» **Aim of the task**: Report, as a bare number, how many lines hold "frac".

» **Raw data**:
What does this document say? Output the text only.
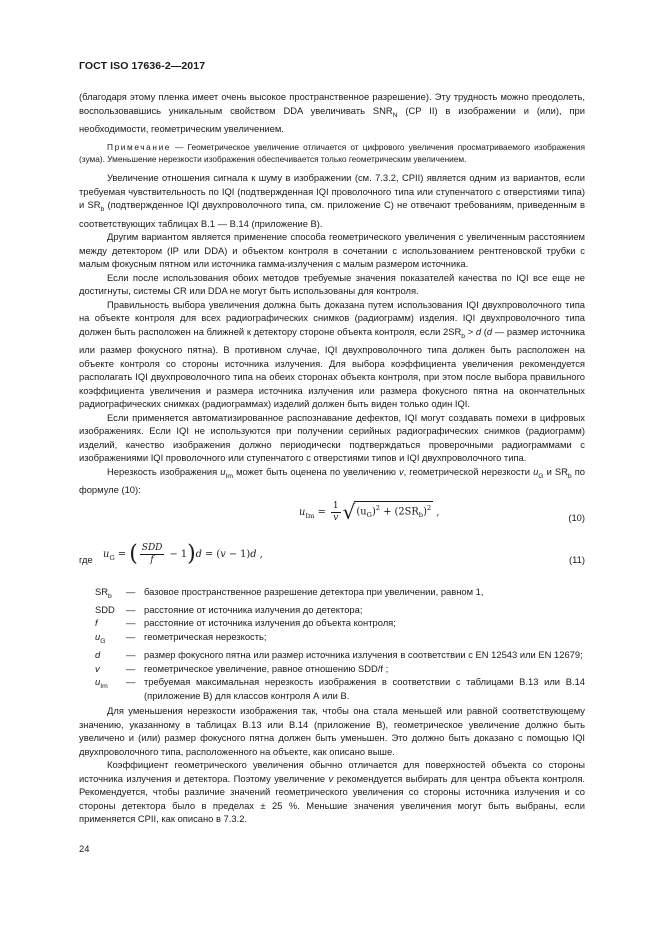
ГОСТ ISO 17636-2—2017

(благодаря этому пленка имеет очень высокое пространственное разрешение). Эту трудность можно преодолеть, воспользовавшись уникальным свойством DDA увеличивать $SNR_N$ (CP II) в изображении и (или), при необходимости, геометрическим увеличением.

Примечание — Геометрическое увеличение отличается от цифрового увеличения просматриваемого изображения (зума). Уменьшение нерезкости изображения обеспечивается только геометрическим увеличением.

Увеличение отношения сигнала к шуму в изображении (см. 7.3.2, CPII) является одним из вариантов, если требуемая чувствительность по IQI (подтвержденная IQI проволочного типа или ступенчатого с отверстиями типа) и $SR_b$ (подтвержденное IQI двухпроволочного типа, см. приложение С) не отвечают требованиям, приведенным в соответствующих таблицах В.1 — В.14 (приложение В).

Другим вариантом является применение способа геометрического увеличения с увеличенным расстоянием между детектором (IP или DDA) и объектом контроля в сочетании с использованием рентгеновской трубки с малым фокусным пятном или источника гамма-излучения с малым размером источника.

Если после использования обоих методов требуемые значения показателей качества по IQI все еще не достигнуты, системы CR или DDA не могут быть использованы для контроля.

Правильность выбора увеличения должна быть доказана путем использования IQI двухпроволочного типа на объекте контроля для всех радиографических снимков (радиограмм) изделия. IQI двухпроволочного типа должен быть расположен на ближней к детектору стороне объекта контроля, если $2SR_b > d$ (d — размер источника или размер фокусного пятна). В противном случае, IQI двухпроволочного типа должен быть расположен на объекте контроля со стороны источника излучения. Для выбора коэффициента увеличения рекомендуется располагать IQI двухпроволочного типа на обеих сторонах объекта контроля, при этом после выбора правильного коэффициента увеличения и размера источника излучения или размера фокусного пятна на окончательных радиографических снимках (радиограммах) изделий должен быть виден только один IQI.

Если применяется автоматизированное распознавание дефектов, IQI могут создавать помехи в цифровых изображениях. Если IQI не используются при получении серийных радиографических снимков (радиограмм) изделий, качество изображения должно периодически подтверждаться проверочными радиограммами с изображениями IQI проволочного или ступенчатого с отверстиями типов и IQI двухпроволочного типа.

Нерезкость изображения $u_{Im}$ может быть оценена по увеличению v, геометрической нерезкости $u_G$ и $SR_b$ по формуле (10):

$u_{Im} = \frac{1}{v} √(u_G)^2 + (2SR_b)^2$ ,	(10)
где $u_G$ = ( $\frac{\text{SDD}}{f} - 1)d = (v - 1)d$ ,	(11)
$SR_b$	— базовое пространственное разрешение детектора при увеличении, равном 1,
SDD	— расстояние от источника излучения до детектора;
f	— расстояние от источника излучения до объекта контроля;
$u_G$	— геометрическая нерезкость;
d	— размер фокусного пятна или размер источника излучения в соответствии с EN 12543 или EN 12679;
v	— геометрическое увеличение, равное отношению SDD/f ;
$u_{Im}$	— требуемая максимальная нерезкость изображения в соответствии с таблицами В.13 или В.14 (приложение В) для классов контроля А или В.

Для уменьшения нерезкости изображения так, чтобы она стала меньшей или равной соответствующему значению, указанному в таблицах В.13 или В.14 (приложение В), геометрическое увеличение должно быть увеличено и (или) размер фокусного пятна должен быть уменьшен. Это должно быть доказано с помощью IQI двухпроволочного типа, расположенного на объекте, как описано выше.

Коэффициент геометрического увеличения обычно отличается для поверхностей объекта со стороны источника излучения и детектора. Поэтому увеличение v рекомендуется выбирать для центра объекта контроля. Рекомендуется, чтобы различие значений геометрического увеличения со стороны источника излучения и со стороны детектора было в пределах ± 25 %. Меньшие значения увеличения могут быть выбраны, если применяется CPII, как описано в 7.3.2.

24
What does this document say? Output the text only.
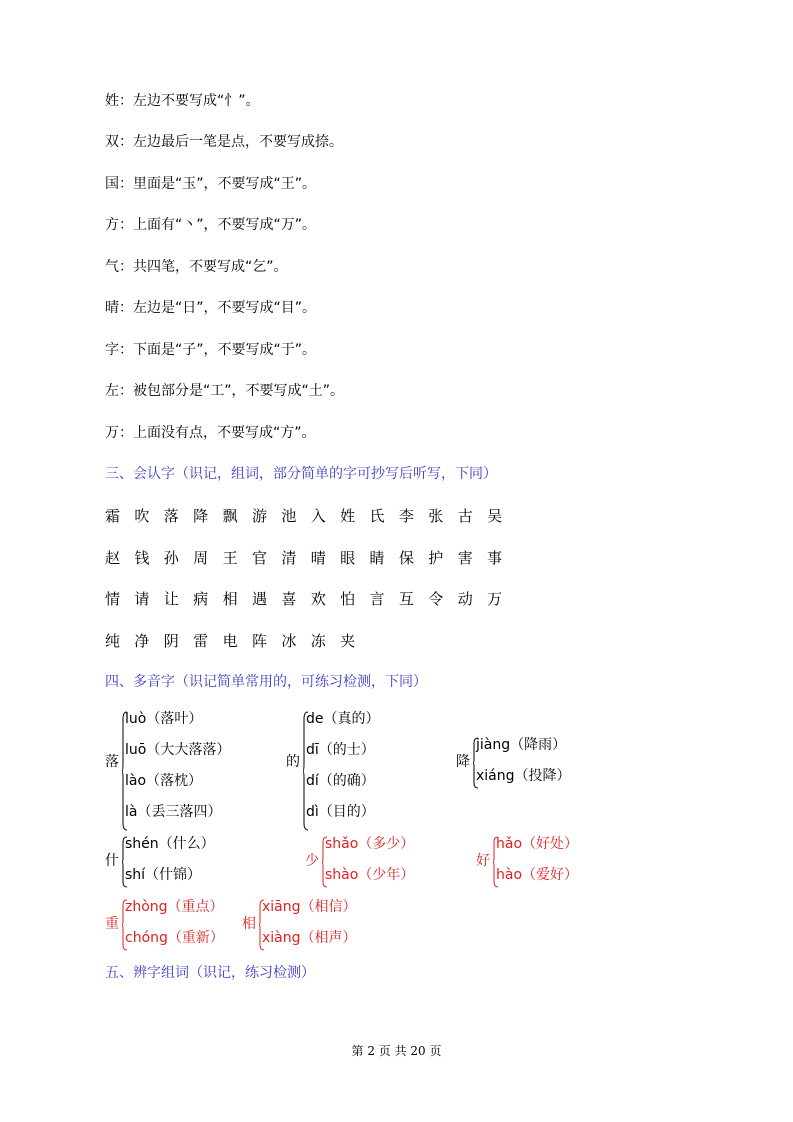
姓：左边不要写成“忄”。
双：左边最后一笔是点，不要写成捺。
国：里面是“玉”，不要写成“王”。
方：上面有“丶”，不要写成“万”。
气：共四笔，不要写成“乞”。
晴：左边是“日”，不要写成“目”。
字：下面是“子”，不要写成“于”。
左：被包部分是“工”，不要写成“土”。
万：上面没有点，不要写成“方”。
三、会认字（识记，组词，部分简单的字可抄写后听写，下同）
霜 吹 落 降 飘 游 池 入 姓 氏 李 张 古 吴
赵 钱 孙 周 王 官 清 晴 眼 睛 保 护 害 事
情 请 让 病 相 遇 喜 欢 怕 言 互 令 动 万
纯 净 阴 雷 电 阵 冰 冻 夹
四、多音字（识记简单常用的，可练习检测，下同）
落
luò（落叶）
luō（大大落落）
lào（落枕）
là（丢三落四）
的
de（真的）
dī（的士）
dí（的确）
dì（目的）
降
jiàng（降雨）
xiáng（投降）
什
shén（什么）
shí（什锦）
少
shǎo（多少）
shào（少年）
好
hǎo（好处）
hào（爱好）
重
zhòng（重点）
chóng（重新）
相
xiāng（相信）
xiàng（相声）
五、辨字组词（识记，练习检测）
第 2 页 共 20 页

» **Reply**: 2